■ **Written request**
Reproduce every entry exactly as shown.

■ **Stored rows**
+ + +

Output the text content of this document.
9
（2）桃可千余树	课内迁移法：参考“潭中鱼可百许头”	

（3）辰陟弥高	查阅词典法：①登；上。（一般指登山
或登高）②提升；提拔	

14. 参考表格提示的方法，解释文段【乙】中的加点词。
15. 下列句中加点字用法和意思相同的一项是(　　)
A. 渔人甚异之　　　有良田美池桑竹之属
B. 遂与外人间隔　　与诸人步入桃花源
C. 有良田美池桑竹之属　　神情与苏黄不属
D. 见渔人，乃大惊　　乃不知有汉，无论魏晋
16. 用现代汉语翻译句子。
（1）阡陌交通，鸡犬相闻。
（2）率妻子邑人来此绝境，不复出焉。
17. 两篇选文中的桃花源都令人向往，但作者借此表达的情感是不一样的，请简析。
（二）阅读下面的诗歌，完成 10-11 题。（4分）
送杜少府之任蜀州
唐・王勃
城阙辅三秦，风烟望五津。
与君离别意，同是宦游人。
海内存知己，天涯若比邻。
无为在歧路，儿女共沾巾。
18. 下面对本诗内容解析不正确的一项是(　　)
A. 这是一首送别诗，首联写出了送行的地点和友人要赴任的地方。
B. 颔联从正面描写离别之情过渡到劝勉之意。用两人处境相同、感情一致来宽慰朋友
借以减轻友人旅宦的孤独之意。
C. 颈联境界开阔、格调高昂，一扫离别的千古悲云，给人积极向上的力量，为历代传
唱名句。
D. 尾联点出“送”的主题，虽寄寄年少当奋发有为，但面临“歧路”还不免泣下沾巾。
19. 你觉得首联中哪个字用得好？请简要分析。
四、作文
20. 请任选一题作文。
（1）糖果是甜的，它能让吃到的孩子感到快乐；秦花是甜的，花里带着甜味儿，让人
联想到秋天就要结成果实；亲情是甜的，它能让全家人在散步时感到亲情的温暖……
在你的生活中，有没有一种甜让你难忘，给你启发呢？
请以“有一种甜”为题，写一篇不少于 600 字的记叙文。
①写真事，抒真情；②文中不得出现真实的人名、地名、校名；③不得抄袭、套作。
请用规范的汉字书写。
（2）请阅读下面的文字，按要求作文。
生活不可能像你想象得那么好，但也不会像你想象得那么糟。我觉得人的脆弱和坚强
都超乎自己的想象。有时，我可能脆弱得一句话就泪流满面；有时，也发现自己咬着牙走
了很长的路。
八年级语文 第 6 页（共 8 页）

+ + +

■ **Solution for this exercise**
Output the text content of this document.
9
（2）桃可千余树	课内迁移法：参考“潭中鱼可百许头”	

（3）辰陟弥高	查阅词典法：①登；上。（一般指登山
或登高）②提升；提拔	

14. 参考表格提示的方法，解释文段【乙】中的加点词。
15. 下列句中加点字用法和意思相同的一项是(　　)
A. 渔人甚异之　　　有良田美池桑竹之属
B. 遂与外人间隔　　与诸人步入桃花源
C. 有良田美池桑竹之属　　神情与苏黄不属
D. 见渔人，乃大惊　　乃不知有汉，无论魏晋
16. 用现代汉语翻译句子。
（1）阡陌交通，鸡犬相闻。
（2）率妻子邑人来此绝境，不复出焉。
17. 两篇选文中的桃花源都令人向往，但作者借此表达的情感是不一样的，请简析。
（二）阅读下面的诗歌，完成 10-11 题。（4分）
送杜少府之任蜀州
唐・王勃
城阙辅三秦，风烟望五津。
与君离别意，同是宦游人。
海内存知己，天涯若比邻。
无为在歧路，儿女共沾巾。
18. 下面对本诗内容解析不正确的一项是(　　)
A. 这是一首送别诗，首联写出了送行的地点和友人要赴任的地方。
B. 颔联从正面描写离别之情过渡到劝勉之意。用两人处境相同、感情一致来宽慰朋友
借以减轻友人旅宦的孤独之意。
C. 颈联境界开阔、格调高昂，一扫离别的千古悲云，给人积极向上的力量，为历代传
唱名句。
D. 尾联点出“送”的主题，虽寄寄年少当奋发有为，但面临“歧路”还不免泣下沾巾。
19. 你觉得首联中哪个字用得好？请简要分析。
四、作文
20. 请任选一题作文。
（1）糖果是甜的，它能让吃到的孩子感到快乐；秦花是甜的，花里带着甜味儿，让人
联想到秋天就要结成果实；亲情是甜的，它能让全家人在散步时感到亲情的温暖……
在你的生活中，有没有一种甜让你难忘，给你启发呢？
请以“有一种甜”为题，写一篇不少于 600 字的记叙文。
①写真事，抒真情；②文中不得出现真实的人名、地名、校名；③不得抄袭、套作。
请用规范的汉字书写。
（2）请阅读下面的文字，按要求作文。
生活不可能像你想象得那么好，但也不会像你想象得那么糟。我觉得人的脆弱和坚强
都超乎自己的想象。有时，我可能脆弱得一句话就泪流满面；有时，也发现自己咬着牙走
了很长的路。
八年级语文 第 6 页（共 8 页）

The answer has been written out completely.